## Problem to work on
In the entries below, count every line containing "less". Return the number and nothing else.

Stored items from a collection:
********
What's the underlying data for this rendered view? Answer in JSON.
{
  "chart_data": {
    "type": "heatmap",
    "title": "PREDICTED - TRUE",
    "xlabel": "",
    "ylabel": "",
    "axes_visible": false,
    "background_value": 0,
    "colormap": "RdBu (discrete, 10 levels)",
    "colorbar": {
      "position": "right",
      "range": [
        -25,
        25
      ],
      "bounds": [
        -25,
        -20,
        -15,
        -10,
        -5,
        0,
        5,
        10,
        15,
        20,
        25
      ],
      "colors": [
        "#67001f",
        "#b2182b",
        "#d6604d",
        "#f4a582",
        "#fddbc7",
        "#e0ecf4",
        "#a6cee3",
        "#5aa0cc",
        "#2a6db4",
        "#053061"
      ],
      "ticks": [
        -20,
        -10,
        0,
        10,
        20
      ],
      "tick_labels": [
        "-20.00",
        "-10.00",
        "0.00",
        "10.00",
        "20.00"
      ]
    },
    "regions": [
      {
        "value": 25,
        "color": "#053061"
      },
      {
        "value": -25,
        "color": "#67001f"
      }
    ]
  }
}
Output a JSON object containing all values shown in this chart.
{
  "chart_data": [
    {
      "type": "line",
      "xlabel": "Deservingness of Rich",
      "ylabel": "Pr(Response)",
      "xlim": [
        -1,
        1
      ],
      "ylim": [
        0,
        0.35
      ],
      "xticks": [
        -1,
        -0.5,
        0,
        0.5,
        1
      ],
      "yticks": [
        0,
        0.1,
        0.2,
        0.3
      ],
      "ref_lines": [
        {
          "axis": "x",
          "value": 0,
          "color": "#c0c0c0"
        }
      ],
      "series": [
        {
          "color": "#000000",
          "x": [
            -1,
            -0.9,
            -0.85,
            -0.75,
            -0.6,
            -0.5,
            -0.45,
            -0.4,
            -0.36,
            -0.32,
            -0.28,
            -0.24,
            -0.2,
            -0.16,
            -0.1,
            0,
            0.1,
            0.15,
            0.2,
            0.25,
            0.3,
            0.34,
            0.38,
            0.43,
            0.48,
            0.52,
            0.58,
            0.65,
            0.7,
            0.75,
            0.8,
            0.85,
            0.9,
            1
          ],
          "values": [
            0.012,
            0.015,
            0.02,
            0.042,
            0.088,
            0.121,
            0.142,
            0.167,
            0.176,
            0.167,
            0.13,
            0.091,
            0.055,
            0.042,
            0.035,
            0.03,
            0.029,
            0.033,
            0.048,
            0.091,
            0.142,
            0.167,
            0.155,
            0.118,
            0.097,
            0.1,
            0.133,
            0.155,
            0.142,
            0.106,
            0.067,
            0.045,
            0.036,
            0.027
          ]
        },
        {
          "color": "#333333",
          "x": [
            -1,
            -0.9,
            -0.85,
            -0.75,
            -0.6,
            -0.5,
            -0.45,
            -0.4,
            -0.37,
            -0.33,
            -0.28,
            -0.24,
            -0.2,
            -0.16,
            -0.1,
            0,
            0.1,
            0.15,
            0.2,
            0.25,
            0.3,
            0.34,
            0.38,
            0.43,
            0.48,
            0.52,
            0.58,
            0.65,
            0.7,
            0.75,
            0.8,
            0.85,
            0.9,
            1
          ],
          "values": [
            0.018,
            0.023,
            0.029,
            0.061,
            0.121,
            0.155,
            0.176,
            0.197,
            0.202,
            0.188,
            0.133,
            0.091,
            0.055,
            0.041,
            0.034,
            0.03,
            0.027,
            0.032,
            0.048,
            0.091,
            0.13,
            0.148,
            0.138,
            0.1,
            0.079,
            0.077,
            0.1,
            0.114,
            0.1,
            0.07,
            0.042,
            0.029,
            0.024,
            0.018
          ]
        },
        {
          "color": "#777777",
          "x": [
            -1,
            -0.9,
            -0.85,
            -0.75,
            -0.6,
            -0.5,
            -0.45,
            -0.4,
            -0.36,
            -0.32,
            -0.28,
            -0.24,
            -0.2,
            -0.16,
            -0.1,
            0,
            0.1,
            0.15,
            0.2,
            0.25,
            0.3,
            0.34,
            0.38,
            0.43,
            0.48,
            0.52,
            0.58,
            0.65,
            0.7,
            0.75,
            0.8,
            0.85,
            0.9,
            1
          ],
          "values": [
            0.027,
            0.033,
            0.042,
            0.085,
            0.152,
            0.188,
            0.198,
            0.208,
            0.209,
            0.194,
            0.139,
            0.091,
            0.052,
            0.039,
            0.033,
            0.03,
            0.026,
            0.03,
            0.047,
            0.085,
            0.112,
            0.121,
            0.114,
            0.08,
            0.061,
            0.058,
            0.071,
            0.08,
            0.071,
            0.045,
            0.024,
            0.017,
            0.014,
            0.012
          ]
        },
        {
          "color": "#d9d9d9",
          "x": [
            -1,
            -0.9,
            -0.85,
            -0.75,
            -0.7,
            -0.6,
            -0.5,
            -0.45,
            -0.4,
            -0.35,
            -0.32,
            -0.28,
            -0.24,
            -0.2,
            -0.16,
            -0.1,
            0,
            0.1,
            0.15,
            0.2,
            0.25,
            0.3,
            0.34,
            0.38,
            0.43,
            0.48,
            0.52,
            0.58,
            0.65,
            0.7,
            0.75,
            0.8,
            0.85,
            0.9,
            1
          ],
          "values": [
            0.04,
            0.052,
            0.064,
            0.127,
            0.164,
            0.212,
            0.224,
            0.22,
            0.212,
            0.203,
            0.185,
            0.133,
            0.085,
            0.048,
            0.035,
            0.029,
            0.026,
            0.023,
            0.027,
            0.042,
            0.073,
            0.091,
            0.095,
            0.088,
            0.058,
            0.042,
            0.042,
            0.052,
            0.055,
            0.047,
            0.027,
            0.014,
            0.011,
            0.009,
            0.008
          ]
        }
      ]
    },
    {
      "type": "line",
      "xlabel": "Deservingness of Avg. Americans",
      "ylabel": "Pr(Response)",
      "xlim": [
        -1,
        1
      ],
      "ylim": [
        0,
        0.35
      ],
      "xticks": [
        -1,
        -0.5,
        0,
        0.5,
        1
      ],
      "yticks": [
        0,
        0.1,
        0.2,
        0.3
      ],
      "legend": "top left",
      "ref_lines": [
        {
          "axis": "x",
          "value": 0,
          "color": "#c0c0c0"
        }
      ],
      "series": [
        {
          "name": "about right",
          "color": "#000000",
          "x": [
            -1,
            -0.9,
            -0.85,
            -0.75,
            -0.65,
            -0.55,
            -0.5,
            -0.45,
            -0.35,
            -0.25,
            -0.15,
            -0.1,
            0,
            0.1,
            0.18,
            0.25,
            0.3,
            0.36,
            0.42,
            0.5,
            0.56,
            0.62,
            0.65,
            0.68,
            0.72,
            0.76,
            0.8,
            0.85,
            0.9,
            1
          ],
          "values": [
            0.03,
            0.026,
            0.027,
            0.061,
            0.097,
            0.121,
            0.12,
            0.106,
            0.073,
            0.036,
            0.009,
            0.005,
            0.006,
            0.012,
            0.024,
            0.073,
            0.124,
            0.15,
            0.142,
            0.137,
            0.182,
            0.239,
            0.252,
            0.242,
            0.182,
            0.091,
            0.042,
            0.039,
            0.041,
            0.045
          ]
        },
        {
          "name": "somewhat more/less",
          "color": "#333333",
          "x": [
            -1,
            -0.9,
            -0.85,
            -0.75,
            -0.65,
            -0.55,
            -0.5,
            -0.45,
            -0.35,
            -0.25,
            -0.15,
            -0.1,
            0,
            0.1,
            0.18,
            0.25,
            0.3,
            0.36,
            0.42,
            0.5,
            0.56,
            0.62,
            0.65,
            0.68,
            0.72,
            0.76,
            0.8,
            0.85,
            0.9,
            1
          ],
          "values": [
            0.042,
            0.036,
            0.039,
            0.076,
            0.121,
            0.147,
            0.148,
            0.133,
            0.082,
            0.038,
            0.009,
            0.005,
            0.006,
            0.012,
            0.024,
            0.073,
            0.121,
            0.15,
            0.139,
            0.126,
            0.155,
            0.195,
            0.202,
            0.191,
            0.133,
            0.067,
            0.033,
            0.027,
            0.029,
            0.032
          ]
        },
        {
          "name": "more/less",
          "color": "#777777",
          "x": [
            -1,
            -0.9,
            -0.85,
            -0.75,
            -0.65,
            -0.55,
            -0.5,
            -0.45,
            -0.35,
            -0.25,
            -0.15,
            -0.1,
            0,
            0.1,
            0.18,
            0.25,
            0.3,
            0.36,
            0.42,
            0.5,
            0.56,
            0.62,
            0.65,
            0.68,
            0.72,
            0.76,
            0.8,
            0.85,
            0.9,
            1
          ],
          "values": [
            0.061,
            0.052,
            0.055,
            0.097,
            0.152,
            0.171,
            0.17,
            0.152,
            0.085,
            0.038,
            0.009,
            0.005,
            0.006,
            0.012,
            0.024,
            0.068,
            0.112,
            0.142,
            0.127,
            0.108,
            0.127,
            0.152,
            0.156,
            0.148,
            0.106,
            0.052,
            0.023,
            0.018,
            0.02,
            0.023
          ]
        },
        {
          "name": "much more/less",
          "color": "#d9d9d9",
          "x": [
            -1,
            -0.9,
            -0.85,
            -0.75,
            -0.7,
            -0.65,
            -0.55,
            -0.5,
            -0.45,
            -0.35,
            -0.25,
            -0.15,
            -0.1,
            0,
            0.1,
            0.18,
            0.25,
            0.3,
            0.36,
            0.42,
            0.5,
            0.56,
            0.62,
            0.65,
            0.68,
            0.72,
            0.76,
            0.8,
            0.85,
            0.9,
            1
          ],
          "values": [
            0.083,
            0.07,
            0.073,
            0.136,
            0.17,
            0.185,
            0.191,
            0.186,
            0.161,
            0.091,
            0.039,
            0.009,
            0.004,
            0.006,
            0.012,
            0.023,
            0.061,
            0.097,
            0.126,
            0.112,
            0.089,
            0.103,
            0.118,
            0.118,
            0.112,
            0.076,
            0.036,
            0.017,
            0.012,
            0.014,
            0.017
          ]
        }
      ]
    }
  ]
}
********
## Solution to this problem
3